GIVEN EXERCISE ▸ Print every entry exactly as written.

RECORD SET ▸
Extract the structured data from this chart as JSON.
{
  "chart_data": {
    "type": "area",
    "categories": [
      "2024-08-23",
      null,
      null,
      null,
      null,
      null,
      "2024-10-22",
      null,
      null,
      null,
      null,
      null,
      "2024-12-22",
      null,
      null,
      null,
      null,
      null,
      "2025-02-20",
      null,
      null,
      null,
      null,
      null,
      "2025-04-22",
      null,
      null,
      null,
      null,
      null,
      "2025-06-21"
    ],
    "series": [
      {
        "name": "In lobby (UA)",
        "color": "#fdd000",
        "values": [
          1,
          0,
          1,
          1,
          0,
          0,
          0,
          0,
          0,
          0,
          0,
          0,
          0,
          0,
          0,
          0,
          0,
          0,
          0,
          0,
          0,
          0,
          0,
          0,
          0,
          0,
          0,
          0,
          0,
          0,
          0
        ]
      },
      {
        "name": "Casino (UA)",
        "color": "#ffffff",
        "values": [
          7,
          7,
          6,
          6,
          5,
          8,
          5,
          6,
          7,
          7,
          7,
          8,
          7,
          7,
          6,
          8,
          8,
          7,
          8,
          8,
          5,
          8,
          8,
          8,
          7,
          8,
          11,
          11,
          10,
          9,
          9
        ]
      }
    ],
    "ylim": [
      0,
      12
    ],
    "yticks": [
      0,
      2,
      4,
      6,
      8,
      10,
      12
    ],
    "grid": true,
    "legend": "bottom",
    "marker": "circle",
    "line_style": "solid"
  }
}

SOLUTION TO THE PROBLEM ▸
Extract the structured data from this chart as JSON.
{
  "chart_data": {
    "type": "area",
    "categories": [
      "2024-08-23",
      null,
      null,
      null,
      null,
      null,
      "2024-10-22",
      null,
      null,
      null,
      null,
      null,
      "2024-12-22",
      null,
      null,
      null,
      null,
      null,
      "2025-02-20",
      null,
      null,
      null,
      null,
      null,
      "2025-04-22",
      null,
      null,
      null,
      null,
      null,
      "2025-06-21"
    ],
    "series": [
      {
        "name": "In lobby (UA)",
        "color": "#fdd000",
        "values": [
          1,
          0,
          1,
          1,
          0,
          0,
          0,
          0,
          0,
          0,
          0,
          0,
          0,
          0,
          0,
          0,
          0,
          0,
          0,
          0,
          0,
          0,
          0,
          0,
          0,
          0,
          0,
          0,
          0,
          0,
          0
        ]
      },
      {
        "name": "Casino (UA)",
        "color": "#ffffff",
        "values": [
          7,
          7,
          6,
          6,
          5,
          8,
          5,
          6,
          7,
          7,
          7,
          8,
          7,
          7,
          6,
          8,
          8,
          7,
          8,
          8,
          5,
          8,
          8,
          8,
          7,
          8,
          11,
          11,
          10,
          9,
          9
        ]
      }
    ],
    "ylim": [
      0,
      12
    ],
    "yticks": [
      0,
      2,
      4,
      6,
      8,
      10,
      12
    ],
    "grid": true,
    "legend": "bottom",
    "marker": "circle",
    "line_style": "solid"
  }
}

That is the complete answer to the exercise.